>>>>

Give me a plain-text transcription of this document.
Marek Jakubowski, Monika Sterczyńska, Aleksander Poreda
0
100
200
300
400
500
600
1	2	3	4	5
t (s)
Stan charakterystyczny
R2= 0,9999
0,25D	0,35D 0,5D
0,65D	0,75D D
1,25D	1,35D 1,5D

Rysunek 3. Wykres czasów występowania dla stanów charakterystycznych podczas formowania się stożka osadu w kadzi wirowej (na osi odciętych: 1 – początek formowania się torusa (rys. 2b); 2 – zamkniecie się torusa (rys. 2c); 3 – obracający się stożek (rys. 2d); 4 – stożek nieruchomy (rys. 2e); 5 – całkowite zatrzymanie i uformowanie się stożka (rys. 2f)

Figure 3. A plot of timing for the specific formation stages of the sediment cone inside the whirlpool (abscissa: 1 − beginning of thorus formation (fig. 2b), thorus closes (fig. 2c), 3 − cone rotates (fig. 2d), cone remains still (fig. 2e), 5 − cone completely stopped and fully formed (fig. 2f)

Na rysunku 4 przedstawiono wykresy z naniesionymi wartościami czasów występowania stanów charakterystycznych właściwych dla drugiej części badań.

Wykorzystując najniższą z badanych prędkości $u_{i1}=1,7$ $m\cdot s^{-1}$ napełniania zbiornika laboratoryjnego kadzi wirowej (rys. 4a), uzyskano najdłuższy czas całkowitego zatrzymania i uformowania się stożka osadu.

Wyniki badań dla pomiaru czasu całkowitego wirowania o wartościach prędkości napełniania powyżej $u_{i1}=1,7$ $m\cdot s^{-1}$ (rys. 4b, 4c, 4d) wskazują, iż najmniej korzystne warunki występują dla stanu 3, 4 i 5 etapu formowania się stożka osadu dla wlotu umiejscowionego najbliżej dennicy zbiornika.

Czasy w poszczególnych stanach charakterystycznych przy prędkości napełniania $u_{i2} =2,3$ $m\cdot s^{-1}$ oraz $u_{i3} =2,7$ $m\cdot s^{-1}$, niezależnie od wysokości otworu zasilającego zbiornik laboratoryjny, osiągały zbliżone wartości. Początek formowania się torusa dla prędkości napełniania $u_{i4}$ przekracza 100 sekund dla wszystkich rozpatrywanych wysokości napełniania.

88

<<<<

* WRITTEN TASK
Quote the whole listing above, leaving nothing out.

* ANSWER TO THIS PROBLEM
Give me a plain-text transcription of this document.
Marek Jakubowski, Monika Sterczyńska, Aleksander Poreda
0
100
200
300
400
500
600
1	2	3	4	5
t (s)
Stan charakterystyczny
R2= 0,9999
0,25D	0,35D 0,5D
0,65D	0,75D D
1,25D	1,35D 1,5D

Rysunek 3. Wykres czasów występowania dla stanów charakterystycznych podczas formowania się stożka osadu w kadzi wirowej (na osi odciętych: 1 – początek formowania się torusa (rys. 2b); 2 – zamkniecie się torusa (rys. 2c); 3 – obracający się stożek (rys. 2d); 4 – stożek nieruchomy (rys. 2e); 5 – całkowite zatrzymanie i uformowanie się stożka (rys. 2f)

Figure 3. A plot of timing for the specific formation stages of the sediment cone inside the whirlpool (abscissa: 1 − beginning of thorus formation (fig. 2b), thorus closes (fig. 2c), 3 − cone rotates (fig. 2d), cone remains still (fig. 2e), 5 − cone completely stopped and fully formed (fig. 2f)

Na rysunku 4 przedstawiono wykresy z naniesionymi wartościami czasów występowania stanów charakterystycznych właściwych dla drugiej części badań.

Wykorzystując najniższą z badanych prędkości $u_{i1}=1,7$ $m\cdot s^{-1}$ napełniania zbiornika laboratoryjnego kadzi wirowej (rys. 4a), uzyskano najdłuższy czas całkowitego zatrzymania i uformowania się stożka osadu.

Wyniki badań dla pomiaru czasu całkowitego wirowania o wartościach prędkości napełniania powyżej $u_{i1}=1,7$ $m\cdot s^{-1}$ (rys. 4b, 4c, 4d) wskazują, iż najmniej korzystne warunki występują dla stanu 3, 4 i 5 etapu formowania się stożka osadu dla wlotu umiejscowionego najbliżej dennicy zbiornika.

Czasy w poszczególnych stanach charakterystycznych przy prędkości napełniania $u_{i2} =2,3$ $m\cdot s^{-1}$ oraz $u_{i3} =2,7$ $m\cdot s^{-1}$, niezależnie od wysokości otworu zasilającego zbiornik laboratoryjny, osiągały zbliżone wartości. Początek formowania się torusa dla prędkości napełniania $u_{i4}$ przekracza 100 sekund dla wszystkich rozpatrywanych wysokości napełniania.

88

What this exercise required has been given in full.